:: Work to be completed ::
Find each line with the word "color" and copy it.

________________________

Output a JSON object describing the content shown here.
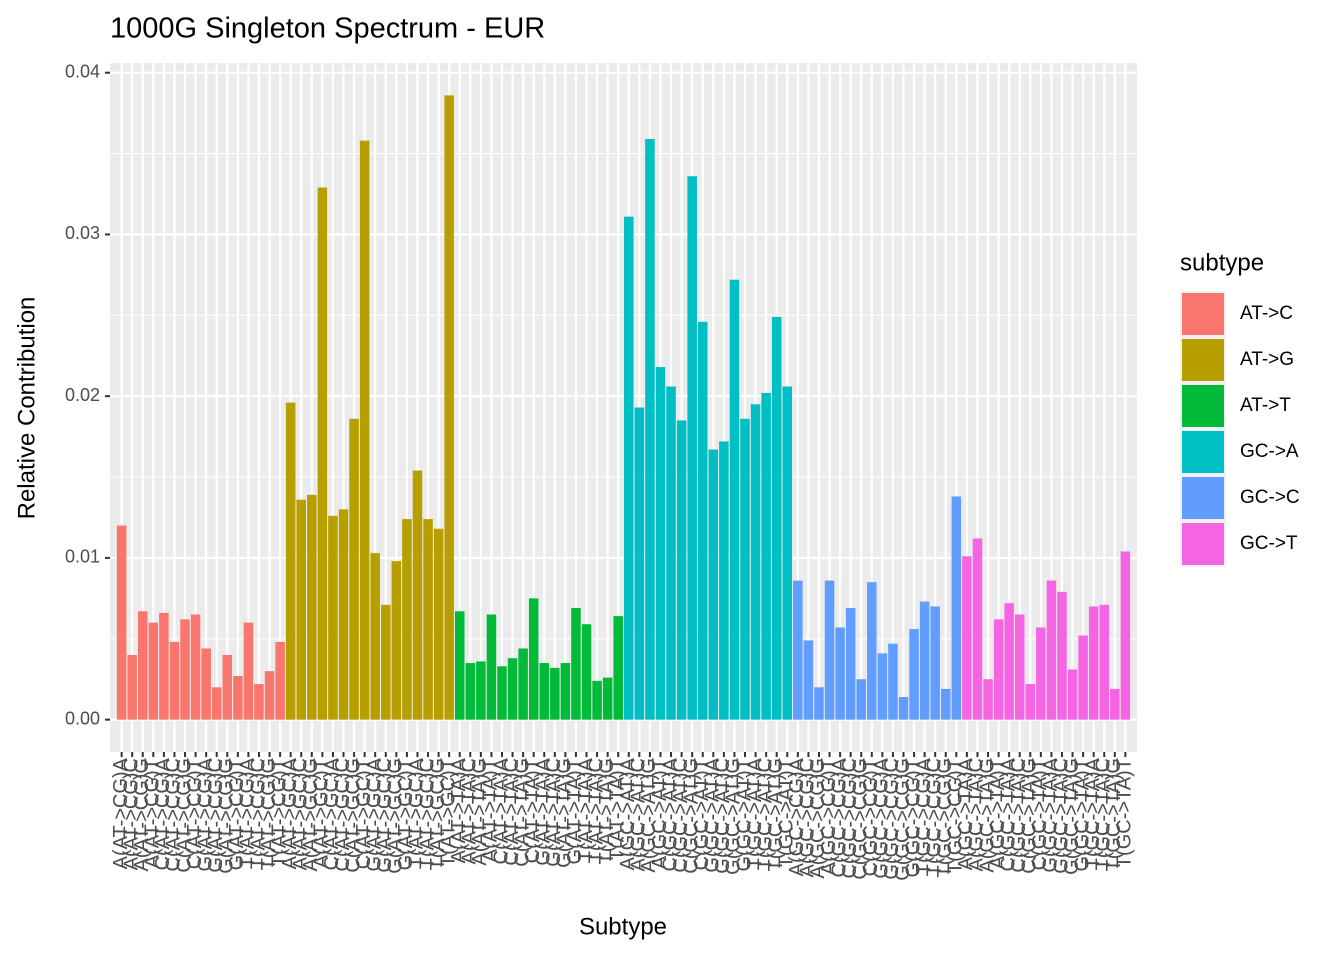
{
  "chart_data": {
    "type": "bar",
    "title": "1000G Singleton Spectrum - EUR",
    "x_label": "Subtype",
    "y_label": "Relative Contribution",
    "legend_title": "subtype",
    "ylim": [
      -0.002,
      0.0406
    ],
    "yticks": [
      {
        "value": 0,
        "label": "0.00"
      },
      {
        "value": 0.01,
        "label": "0.01"
      },
      {
        "value": 0.02,
        "label": "0.02"
      },
      {
        "value": 0.03,
        "label": "0.03"
      },
      {
        "value": 0.04,
        "label": "0.04"
      }
    ],
    "grid": true,
    "legend_position": "right",
    "series": [
      {
        "name": "AT->C",
        "color": "#f8766d",
        "categories": [
          "A(AT->CG)A",
          "A(AT->CG)C",
          "A(AT->CG)G",
          "A(AT->CG)T",
          "C(AT->CG)A",
          "C(AT->CG)C",
          "C(AT->CG)G",
          "C(AT->CG)T",
          "G(AT->CG)A",
          "G(AT->CG)C",
          "G(AT->CG)G",
          "G(AT->CG)T",
          "T(AT->CG)A",
          "T(AT->CG)C",
          "T(AT->CG)G",
          "T(AT->CG)T"
        ],
        "values": [
          0.012,
          0.004,
          0.0067,
          0.006,
          0.0066,
          0.0048,
          0.0062,
          0.0065,
          0.0044,
          0.002,
          0.004,
          0.0027,
          0.006,
          0.0022,
          0.003,
          0.0048
        ]
      },
      {
        "name": "AT->G",
        "color": "#b79f00",
        "categories": [
          "A(AT->GC)A",
          "A(AT->GC)C",
          "A(AT->GC)G",
          "A(AT->GC)T",
          "C(AT->GC)A",
          "C(AT->GC)C",
          "C(AT->GC)G",
          "C(AT->GC)T",
          "G(AT->GC)A",
          "G(AT->GC)C",
          "G(AT->GC)G",
          "G(AT->GC)T",
          "T(AT->GC)A",
          "T(AT->GC)C",
          "T(AT->GC)G",
          "T(AT->GC)T"
        ],
        "values": [
          0.0196,
          0.0136,
          0.0139,
          0.0329,
          0.0126,
          0.013,
          0.0186,
          0.0358,
          0.0103,
          0.0071,
          0.0098,
          0.0124,
          0.0154,
          0.0124,
          0.0118,
          0.0386
        ]
      },
      {
        "name": "AT->T",
        "color": "#00ba38",
        "categories": [
          "A(AT->TA)A",
          "A(AT->TA)C",
          "A(AT->TA)G",
          "A(AT->TA)T",
          "C(AT->TA)A",
          "C(AT->TA)C",
          "C(AT->TA)G",
          "C(AT->TA)T",
          "G(AT->TA)A",
          "G(AT->TA)C",
          "G(AT->TA)G",
          "G(AT->TA)T",
          "T(AT->TA)A",
          "T(AT->TA)C",
          "T(AT->TA)G",
          "T(AT->TA)T"
        ],
        "values": [
          0.0067,
          0.0035,
          0.0036,
          0.0065,
          0.0033,
          0.0038,
          0.0044,
          0.0075,
          0.0035,
          0.0032,
          0.0035,
          0.0069,
          0.0059,
          0.0024,
          0.0026,
          0.0064
        ]
      },
      {
        "name": "GC->A",
        "color": "#00bfc4",
        "categories": [
          "A(GC->AT)A",
          "A(GC->AT)C",
          "A(GC->AT)G",
          "A(GC->AT)T",
          "C(GC->AT)A",
          "C(GC->AT)C",
          "C(GC->AT)G",
          "C(GC->AT)T",
          "G(GC->AT)A",
          "G(GC->AT)C",
          "G(GC->AT)G",
          "G(GC->AT)T",
          "T(GC->AT)A",
          "T(GC->AT)C",
          "T(GC->AT)G",
          "T(GC->AT)T"
        ],
        "values": [
          0.0311,
          0.0193,
          0.0359,
          0.0218,
          0.0206,
          0.0185,
          0.0336,
          0.0246,
          0.0167,
          0.0172,
          0.0272,
          0.0186,
          0.0195,
          0.0202,
          0.0249,
          0.0206
        ]
      },
      {
        "name": "GC->C",
        "color": "#619cff",
        "categories": [
          "A(GC->CG)A",
          "A(GC->CG)C",
          "A(GC->CG)G",
          "A(GC->CG)T",
          "C(GC->CG)A",
          "C(GC->CG)C",
          "C(GC->CG)G",
          "C(GC->CG)T",
          "G(GC->CG)A",
          "G(GC->CG)C",
          "G(GC->CG)G",
          "G(GC->CG)T",
          "T(GC->CG)A",
          "T(GC->CG)C",
          "T(GC->CG)G",
          "T(GC->CG)T"
        ],
        "values": [
          0.0086,
          0.0049,
          0.002,
          0.0086,
          0.0057,
          0.0069,
          0.0025,
          0.0085,
          0.0041,
          0.0047,
          0.0014,
          0.0056,
          0.0073,
          0.007,
          0.0019,
          0.0138
        ]
      },
      {
        "name": "GC->T",
        "color": "#f564e3",
        "categories": [
          "A(GC->TA)A",
          "A(GC->TA)C",
          "A(GC->TA)G",
          "A(GC->TA)T",
          "C(GC->TA)A",
          "C(GC->TA)C",
          "C(GC->TA)G",
          "C(GC->TA)T",
          "G(GC->TA)A",
          "G(GC->TA)C",
          "G(GC->TA)G",
          "G(GC->TA)T",
          "T(GC->TA)A",
          "T(GC->TA)C",
          "T(GC->TA)G",
          "T(GC->TA)T"
        ],
        "values": [
          0.0101,
          0.0112,
          0.0025,
          0.0062,
          0.0072,
          0.0065,
          0.0022,
          0.0057,
          0.0086,
          0.0079,
          0.0031,
          0.0052,
          0.007,
          0.0071,
          0.0019,
          0.0104
        ]
      }
    ]
  }
}
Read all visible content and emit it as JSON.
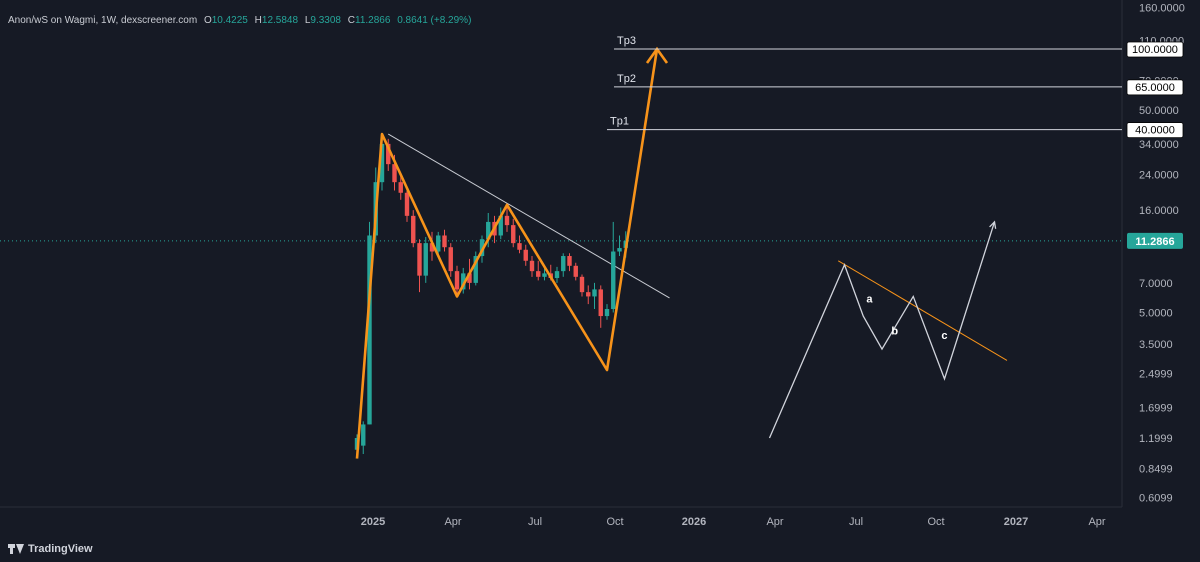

________________________

:: Written reply ::
        "color": "#f8766d",
        "color": "#b79f00",
        "color": "#00ba38",
        "color": "#00bfc4",
        "color": "#619cff",
        "color": "#f564e3",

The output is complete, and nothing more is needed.